**Exercise**
Quote all lines below exactly. Images stay out.

Dataset entries

===

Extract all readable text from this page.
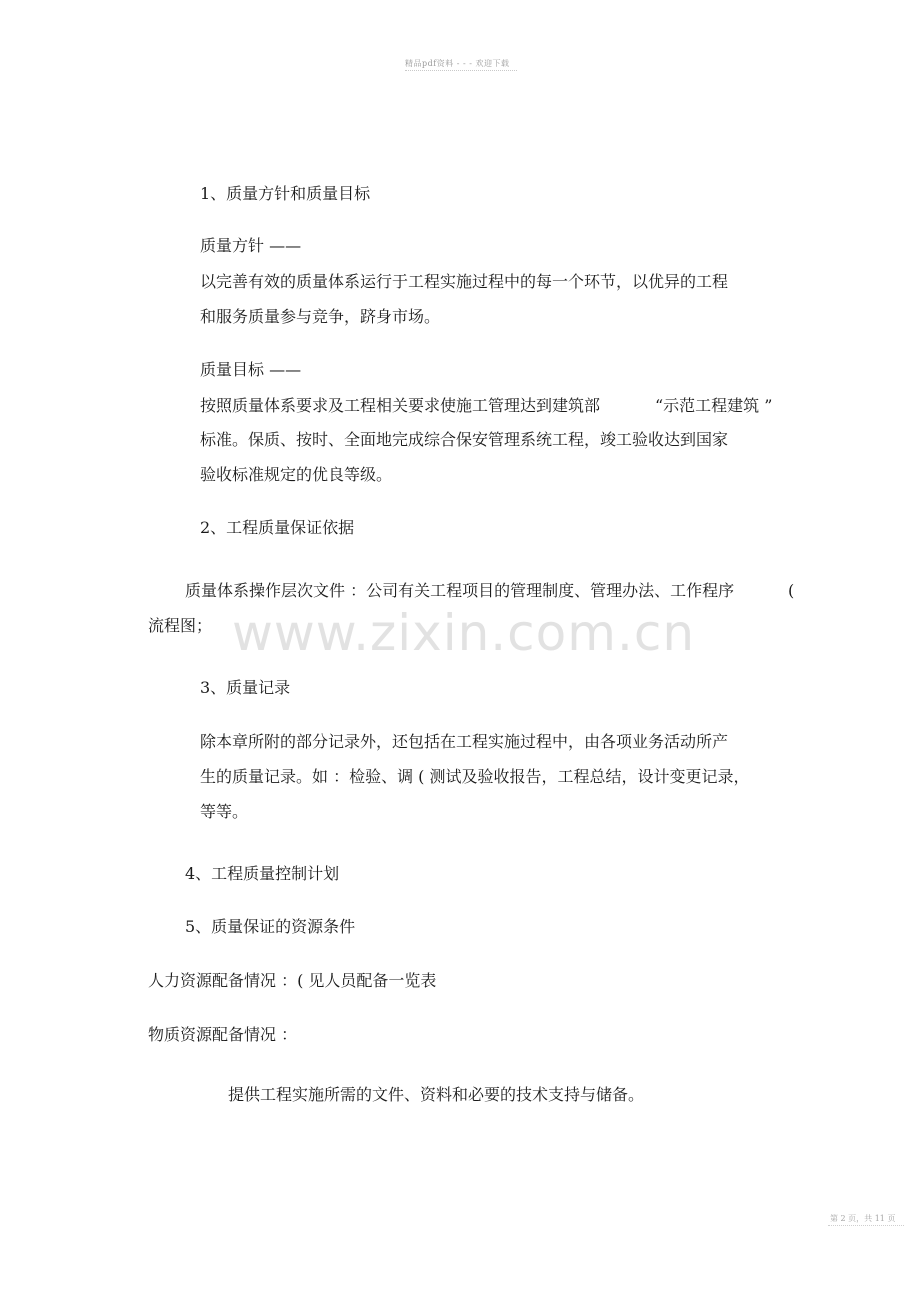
精品pdf资料 - - - 欢迎下载
www.zixin.com.cn
1、质量方针和质量目标
质量方针 ——
以完善有效的质量体系运行于工程实施过程中的每一个环节，以优异的工程
和服务质量参与竞争，跻身市场。
质量目标 ——
按照质量体系要求及工程相关要求使施工管理达到建筑部	“示范工程建筑 ”
标准。保质、按时、全面地完成综合保安管理系统工程，竣工验收达到国家
验收标准规定的优良等级。
2、工程质量保证依据
质量体系操作层次文件 ：公司有关工程项目的管理制度、管理办法、工作程序	(
流程图；
3、质量记录
除本章所附的部分记录外，还包括在工程实施过程中，由各项业务活动所产
生的质量记录。如 ：检验、调 ( 测试及验收报告，工程总结，设计变更记录，
等等。
4、工程质量控制计划
5、质量保证的资源条件
人力资源配备情况 ：( 见人员配备一览表
物质资源配备情况 ：
提供工程实施所需的文件、资料和必要的技术支持与储备。
第 2 页，共 11 页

===

**Answer to this problem**
Extract all readable text from this page.
精品pdf资料 - - - 欢迎下载
www.zixin.com.cn
1、质量方针和质量目标
质量方针 ——
以完善有效的质量体系运行于工程实施过程中的每一个环节，以优异的工程
和服务质量参与竞争，跻身市场。
质量目标 ——
按照质量体系要求及工程相关要求使施工管理达到建筑部	“示范工程建筑 ”
标准。保质、按时、全面地完成综合保安管理系统工程，竣工验收达到国家
验收标准规定的优良等级。
2、工程质量保证依据
质量体系操作层次文件 ：公司有关工程项目的管理制度、管理办法、工作程序	(
流程图；
3、质量记录
除本章所附的部分记录外，还包括在工程实施过程中，由各项业务活动所产
生的质量记录。如 ：检验、调 ( 测试及验收报告，工程总结，设计变更记录，
等等。
4、工程质量控制计划
5、质量保证的资源条件
人力资源配备情况 ：( 见人员配备一览表
物质资源配备情况 ：
提供工程实施所需的文件、资料和必要的技术支持与储备。
第 2 页，共 11 页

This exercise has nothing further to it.